EXERCISE: Gather, from the data below, each line in which the word "title" occurs.

========================================================================

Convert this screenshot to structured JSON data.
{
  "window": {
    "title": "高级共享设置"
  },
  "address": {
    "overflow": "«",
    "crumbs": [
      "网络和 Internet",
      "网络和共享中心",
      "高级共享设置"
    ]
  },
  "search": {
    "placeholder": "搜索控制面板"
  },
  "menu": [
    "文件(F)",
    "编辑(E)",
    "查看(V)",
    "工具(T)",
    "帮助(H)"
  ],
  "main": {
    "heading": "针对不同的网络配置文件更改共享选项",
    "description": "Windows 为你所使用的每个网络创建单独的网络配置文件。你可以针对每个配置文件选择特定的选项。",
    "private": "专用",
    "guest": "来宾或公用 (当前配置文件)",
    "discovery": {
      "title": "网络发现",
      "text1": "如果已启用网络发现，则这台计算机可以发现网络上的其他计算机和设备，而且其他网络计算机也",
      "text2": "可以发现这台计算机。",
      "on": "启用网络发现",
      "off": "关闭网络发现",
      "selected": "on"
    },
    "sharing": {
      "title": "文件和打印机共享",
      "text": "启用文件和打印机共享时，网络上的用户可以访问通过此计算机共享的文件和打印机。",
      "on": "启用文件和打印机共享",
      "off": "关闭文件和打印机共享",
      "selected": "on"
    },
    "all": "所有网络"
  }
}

========================================================================

SOLUTION TO THE EXERCISE:
    "title": "高级共享设置"
      "title": "网络发现",
      "title": "文件和打印机共享",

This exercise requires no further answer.